### Problem to work on
Retype, without alteration, each line from the line containing "Transcribe this image's" to the final line of the records.

### The data
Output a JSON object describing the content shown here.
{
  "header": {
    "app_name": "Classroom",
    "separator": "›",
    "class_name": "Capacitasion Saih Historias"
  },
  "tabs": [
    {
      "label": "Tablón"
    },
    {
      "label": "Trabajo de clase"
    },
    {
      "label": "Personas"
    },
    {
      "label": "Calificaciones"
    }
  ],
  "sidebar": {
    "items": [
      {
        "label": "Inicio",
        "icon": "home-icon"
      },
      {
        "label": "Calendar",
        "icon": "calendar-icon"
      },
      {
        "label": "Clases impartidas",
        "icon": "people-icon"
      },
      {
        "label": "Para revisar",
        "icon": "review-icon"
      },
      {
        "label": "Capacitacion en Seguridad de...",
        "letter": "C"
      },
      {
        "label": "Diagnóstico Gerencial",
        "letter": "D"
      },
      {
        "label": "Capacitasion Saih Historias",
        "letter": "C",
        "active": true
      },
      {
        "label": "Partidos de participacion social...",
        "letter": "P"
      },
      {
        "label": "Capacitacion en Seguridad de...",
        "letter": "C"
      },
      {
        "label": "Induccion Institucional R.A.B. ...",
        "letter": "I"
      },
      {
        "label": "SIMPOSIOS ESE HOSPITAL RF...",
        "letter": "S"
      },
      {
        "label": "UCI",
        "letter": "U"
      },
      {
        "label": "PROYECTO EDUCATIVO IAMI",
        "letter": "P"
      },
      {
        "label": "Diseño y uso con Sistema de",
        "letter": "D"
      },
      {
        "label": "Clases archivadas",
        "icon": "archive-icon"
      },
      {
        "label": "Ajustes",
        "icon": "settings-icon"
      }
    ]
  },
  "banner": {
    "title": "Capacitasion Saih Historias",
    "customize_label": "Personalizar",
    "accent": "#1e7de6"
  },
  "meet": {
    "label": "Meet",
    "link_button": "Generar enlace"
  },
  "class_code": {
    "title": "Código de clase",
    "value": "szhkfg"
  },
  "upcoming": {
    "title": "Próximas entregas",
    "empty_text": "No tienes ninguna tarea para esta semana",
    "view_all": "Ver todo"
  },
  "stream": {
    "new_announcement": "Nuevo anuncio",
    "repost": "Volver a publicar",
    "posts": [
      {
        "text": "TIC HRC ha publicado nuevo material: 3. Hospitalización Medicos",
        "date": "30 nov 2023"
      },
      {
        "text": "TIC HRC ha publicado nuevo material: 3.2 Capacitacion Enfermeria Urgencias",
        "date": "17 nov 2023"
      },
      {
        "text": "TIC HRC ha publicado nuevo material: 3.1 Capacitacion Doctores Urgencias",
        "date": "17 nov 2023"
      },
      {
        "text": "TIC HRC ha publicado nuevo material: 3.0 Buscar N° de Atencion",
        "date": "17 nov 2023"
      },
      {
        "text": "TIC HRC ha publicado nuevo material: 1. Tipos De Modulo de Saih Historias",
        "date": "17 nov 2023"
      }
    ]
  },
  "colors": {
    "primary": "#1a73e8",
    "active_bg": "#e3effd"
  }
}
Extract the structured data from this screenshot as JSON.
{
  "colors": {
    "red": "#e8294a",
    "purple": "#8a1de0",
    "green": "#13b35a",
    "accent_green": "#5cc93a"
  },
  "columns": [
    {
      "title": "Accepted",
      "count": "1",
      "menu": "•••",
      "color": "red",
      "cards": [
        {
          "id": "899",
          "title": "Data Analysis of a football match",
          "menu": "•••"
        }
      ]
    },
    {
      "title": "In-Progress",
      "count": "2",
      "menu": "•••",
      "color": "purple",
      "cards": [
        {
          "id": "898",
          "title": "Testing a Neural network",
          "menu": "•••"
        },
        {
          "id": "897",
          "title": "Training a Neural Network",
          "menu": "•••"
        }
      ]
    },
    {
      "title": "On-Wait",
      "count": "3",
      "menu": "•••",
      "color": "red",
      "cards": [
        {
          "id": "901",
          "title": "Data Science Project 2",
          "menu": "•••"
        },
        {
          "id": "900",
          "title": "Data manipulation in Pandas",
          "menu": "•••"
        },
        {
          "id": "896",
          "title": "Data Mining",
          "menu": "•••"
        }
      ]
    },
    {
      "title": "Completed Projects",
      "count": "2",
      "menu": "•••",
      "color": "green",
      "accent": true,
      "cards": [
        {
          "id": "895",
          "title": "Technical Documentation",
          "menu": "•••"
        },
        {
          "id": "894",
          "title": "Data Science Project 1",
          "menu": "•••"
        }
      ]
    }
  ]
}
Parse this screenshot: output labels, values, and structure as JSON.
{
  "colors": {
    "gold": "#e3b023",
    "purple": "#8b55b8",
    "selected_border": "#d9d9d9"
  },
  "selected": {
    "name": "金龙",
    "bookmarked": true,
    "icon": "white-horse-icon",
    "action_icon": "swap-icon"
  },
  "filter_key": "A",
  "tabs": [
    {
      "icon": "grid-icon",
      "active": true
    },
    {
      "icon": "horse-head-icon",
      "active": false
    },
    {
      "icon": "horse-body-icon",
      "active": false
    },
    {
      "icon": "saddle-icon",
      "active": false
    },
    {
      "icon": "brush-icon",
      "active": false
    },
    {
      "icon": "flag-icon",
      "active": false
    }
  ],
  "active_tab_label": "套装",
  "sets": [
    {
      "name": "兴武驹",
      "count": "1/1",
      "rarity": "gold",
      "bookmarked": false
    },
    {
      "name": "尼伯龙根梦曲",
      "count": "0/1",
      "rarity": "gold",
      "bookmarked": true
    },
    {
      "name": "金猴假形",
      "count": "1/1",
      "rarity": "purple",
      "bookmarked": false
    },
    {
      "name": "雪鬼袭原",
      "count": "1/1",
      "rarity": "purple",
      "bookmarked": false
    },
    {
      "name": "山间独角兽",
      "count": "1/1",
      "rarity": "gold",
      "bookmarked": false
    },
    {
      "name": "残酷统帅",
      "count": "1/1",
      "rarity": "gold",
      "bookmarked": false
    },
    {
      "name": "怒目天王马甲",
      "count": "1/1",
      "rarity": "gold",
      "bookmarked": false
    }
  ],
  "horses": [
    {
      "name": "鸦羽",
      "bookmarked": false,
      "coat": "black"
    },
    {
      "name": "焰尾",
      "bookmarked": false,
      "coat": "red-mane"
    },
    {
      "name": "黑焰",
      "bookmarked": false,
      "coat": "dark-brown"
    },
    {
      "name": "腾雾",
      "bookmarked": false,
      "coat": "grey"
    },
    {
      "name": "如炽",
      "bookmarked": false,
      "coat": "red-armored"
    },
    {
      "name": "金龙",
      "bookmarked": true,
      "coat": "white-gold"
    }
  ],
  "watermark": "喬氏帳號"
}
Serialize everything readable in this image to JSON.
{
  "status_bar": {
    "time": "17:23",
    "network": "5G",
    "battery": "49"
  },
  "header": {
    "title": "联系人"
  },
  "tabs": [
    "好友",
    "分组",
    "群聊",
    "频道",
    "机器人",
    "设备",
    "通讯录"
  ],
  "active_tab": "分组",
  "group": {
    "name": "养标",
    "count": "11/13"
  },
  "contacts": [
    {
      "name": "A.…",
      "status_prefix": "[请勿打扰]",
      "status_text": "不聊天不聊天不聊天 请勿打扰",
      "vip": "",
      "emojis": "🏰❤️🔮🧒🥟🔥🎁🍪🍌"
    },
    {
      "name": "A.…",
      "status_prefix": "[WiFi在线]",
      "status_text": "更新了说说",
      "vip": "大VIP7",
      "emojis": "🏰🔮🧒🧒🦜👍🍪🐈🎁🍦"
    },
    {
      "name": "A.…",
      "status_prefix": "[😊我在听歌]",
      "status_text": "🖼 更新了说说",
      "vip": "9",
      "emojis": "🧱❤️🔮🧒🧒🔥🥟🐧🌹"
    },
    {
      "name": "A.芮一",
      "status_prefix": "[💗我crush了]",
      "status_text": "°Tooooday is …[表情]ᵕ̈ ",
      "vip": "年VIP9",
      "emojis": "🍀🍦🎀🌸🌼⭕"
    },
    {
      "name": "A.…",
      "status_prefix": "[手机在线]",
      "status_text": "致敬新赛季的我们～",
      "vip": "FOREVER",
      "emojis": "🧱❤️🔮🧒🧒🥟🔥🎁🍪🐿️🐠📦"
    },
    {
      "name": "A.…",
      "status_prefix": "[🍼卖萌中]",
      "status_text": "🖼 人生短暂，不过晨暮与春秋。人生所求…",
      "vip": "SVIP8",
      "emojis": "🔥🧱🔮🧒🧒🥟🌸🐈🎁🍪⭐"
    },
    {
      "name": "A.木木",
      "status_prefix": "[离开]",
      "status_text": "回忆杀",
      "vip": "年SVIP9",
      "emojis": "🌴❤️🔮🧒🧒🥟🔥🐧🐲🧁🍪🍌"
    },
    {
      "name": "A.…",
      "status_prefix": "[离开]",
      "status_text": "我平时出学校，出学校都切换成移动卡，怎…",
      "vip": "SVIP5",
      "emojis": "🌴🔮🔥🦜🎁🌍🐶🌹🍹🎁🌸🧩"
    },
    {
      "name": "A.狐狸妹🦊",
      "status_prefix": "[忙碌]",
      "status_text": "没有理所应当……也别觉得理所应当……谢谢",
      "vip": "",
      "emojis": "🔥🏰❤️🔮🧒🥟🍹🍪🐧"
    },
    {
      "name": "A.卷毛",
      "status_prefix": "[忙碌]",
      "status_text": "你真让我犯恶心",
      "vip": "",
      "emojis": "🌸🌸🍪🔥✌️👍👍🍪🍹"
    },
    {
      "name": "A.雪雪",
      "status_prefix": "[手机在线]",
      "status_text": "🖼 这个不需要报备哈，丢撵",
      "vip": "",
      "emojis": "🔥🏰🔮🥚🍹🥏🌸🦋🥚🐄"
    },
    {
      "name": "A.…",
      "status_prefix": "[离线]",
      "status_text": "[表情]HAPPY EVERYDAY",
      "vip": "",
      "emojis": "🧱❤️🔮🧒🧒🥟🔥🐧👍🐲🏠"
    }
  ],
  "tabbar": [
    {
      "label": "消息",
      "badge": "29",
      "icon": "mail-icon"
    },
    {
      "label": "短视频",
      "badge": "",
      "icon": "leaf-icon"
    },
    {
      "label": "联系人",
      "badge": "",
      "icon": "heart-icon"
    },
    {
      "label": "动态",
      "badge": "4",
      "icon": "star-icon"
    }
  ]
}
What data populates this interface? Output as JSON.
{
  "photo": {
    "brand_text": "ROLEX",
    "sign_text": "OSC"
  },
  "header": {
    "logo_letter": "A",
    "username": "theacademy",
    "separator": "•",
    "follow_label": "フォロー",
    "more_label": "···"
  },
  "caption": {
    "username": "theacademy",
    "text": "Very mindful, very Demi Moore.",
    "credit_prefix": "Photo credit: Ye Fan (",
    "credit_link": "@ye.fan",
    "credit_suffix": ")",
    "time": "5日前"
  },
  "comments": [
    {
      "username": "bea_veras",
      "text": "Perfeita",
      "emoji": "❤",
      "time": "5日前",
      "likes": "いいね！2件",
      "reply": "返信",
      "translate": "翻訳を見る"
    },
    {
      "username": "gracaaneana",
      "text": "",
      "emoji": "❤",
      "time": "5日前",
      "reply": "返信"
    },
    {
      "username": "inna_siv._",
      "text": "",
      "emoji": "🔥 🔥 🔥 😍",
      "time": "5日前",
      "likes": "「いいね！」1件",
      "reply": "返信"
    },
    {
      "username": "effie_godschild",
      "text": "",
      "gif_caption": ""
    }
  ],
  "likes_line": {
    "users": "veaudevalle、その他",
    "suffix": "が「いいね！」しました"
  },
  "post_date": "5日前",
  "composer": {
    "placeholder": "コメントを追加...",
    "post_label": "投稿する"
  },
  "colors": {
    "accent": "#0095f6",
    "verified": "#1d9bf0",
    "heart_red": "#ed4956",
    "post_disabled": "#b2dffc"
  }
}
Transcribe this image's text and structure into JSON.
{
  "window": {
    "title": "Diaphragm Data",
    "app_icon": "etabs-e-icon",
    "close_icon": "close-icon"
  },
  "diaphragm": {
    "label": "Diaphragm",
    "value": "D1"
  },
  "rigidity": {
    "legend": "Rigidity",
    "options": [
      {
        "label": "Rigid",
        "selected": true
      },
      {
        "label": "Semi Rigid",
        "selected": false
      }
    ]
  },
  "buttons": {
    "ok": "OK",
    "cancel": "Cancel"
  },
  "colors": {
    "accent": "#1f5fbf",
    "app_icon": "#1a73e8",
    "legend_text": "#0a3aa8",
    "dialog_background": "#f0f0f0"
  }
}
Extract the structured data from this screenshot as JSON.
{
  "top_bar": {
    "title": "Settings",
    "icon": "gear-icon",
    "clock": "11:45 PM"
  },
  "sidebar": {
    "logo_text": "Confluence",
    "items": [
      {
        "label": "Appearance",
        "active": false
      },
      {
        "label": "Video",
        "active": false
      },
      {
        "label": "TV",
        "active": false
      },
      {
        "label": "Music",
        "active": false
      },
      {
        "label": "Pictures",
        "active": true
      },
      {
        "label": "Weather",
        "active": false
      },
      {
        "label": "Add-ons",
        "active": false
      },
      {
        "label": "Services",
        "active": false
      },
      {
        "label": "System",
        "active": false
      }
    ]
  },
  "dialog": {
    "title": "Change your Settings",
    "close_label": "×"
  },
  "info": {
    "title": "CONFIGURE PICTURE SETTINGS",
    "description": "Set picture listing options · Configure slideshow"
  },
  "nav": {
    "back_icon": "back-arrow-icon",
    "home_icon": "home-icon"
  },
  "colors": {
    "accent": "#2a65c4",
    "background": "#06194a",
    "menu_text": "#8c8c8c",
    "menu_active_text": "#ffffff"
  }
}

### Output for this exercise
Transcribe this image's text and structure into JSON.
{
  "window": {
    "title": "Diaphragm Data",
    "app_icon": "etabs-e-icon",
    "close_icon": "close-icon"
  },
  "diaphragm": {
    "label": "Diaphragm",
    "value": "D1"
  },
  "rigidity": {
    "legend": "Rigidity",
    "options": [
      {
        "label": "Rigid",
        "selected": true
      },
      {
        "label": "Semi Rigid",
        "selected": false
      }
    ]
  },
  "buttons": {
    "ok": "OK",
    "cancel": "Cancel"
  },
  "colors": {
    "accent": "#1f5fbf",
    "app_icon": "#1a73e8",
    "legend_text": "#0a3aa8",
    "dialog_background": "#f0f0f0"
  }
}
Extract the structured data from this screenshot as JSON.
{
  "top_bar": {
    "title": "Settings",
    "icon": "gear-icon",
    "clock": "11:45 PM"
  },
  "sidebar": {
    "logo_text": "Confluence",
    "items": [
      {
        "label": "Appearance",
        "active": false
      },
      {
        "label": "Video",
        "active": false
      },
      {
        "label": "TV",
        "active": false
      },
      {
        "label": "Music",
        "active": false
      },
      {
        "label": "Pictures",
        "active": true
      },
      {
        "label": "Weather",
        "active": false
      },
      {
        "label": "Add-ons",
        "active": false
      },
      {
        "label": "Services",
        "active": false
      },
      {
        "label": "System",
        "active": false
      }
    ]
  },
  "dialog": {
    "title": "Change your Settings",
    "close_label": "×"
  },
  "info": {
    "title": "CONFIGURE PICTURE SETTINGS",
    "description": "Set picture listing options · Configure slideshow"
  },
  "nav": {
    "back_icon": "back-arrow-icon",
    "home_icon": "home-icon"
  },
  "colors": {
    "accent": "#2a65c4",
    "background": "#06194a",
    "menu_text": "#8c8c8c",
    "menu_active_text": "#ffffff"
  }
}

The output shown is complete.